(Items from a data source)
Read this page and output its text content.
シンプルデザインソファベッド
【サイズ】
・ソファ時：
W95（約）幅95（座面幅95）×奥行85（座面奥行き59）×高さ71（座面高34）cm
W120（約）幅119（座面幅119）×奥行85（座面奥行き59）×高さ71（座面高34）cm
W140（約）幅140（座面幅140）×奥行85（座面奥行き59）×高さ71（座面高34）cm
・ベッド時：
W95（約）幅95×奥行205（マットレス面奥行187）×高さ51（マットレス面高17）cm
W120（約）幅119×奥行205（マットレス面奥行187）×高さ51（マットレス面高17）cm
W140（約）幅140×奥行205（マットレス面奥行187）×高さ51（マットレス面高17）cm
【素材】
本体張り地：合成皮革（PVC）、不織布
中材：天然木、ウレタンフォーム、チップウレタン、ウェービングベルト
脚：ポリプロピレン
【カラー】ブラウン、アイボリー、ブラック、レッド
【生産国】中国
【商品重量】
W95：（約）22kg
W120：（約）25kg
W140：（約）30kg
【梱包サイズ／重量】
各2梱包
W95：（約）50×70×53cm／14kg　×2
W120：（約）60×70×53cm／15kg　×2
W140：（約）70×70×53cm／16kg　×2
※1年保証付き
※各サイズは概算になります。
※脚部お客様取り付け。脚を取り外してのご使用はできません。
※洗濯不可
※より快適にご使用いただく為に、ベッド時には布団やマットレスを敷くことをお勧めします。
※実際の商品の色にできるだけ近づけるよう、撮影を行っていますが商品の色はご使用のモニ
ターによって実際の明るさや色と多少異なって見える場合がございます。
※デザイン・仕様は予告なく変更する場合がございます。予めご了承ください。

» **Problem statement**
Retype the material above, line by line, exactly.

» **In response**
Read this page and output its text content.
シンプルデザインソファベッド
【サイズ】
・ソファ時：
W95（約）幅95（座面幅95）×奥行85（座面奥行き59）×高さ71（座面高34）cm
W120（約）幅119（座面幅119）×奥行85（座面奥行き59）×高さ71（座面高34）cm
W140（約）幅140（座面幅140）×奥行85（座面奥行き59）×高さ71（座面高34）cm
・ベッド時：
W95（約）幅95×奥行205（マットレス面奥行187）×高さ51（マットレス面高17）cm
W120（約）幅119×奥行205（マットレス面奥行187）×高さ51（マットレス面高17）cm
W140（約）幅140×奥行205（マットレス面奥行187）×高さ51（マットレス面高17）cm
【素材】
本体張り地：合成皮革（PVC）、不織布
中材：天然木、ウレタンフォーム、チップウレタン、ウェービングベルト
脚：ポリプロピレン
【カラー】ブラウン、アイボリー、ブラック、レッド
【生産国】中国
【商品重量】
W95：（約）22kg
W120：（約）25kg
W140：（約）30kg
【梱包サイズ／重量】
各2梱包
W95：（約）50×70×53cm／14kg　×2
W120：（約）60×70×53cm／15kg　×2
W140：（約）70×70×53cm／16kg　×2
※1年保証付き
※各サイズは概算になります。
※脚部お客様取り付け。脚を取り外してのご使用はできません。
※洗濯不可
※より快適にご使用いただく為に、ベッド時には布団やマットレスを敷くことをお勧めします。
※実際の商品の色にできるだけ近づけるよう、撮影を行っていますが商品の色はご使用のモニ
ターによって実際の明るさや色と多少異なって見える場合がございます。
※デザイン・仕様は予告なく変更する場合がございます。予めご了承ください。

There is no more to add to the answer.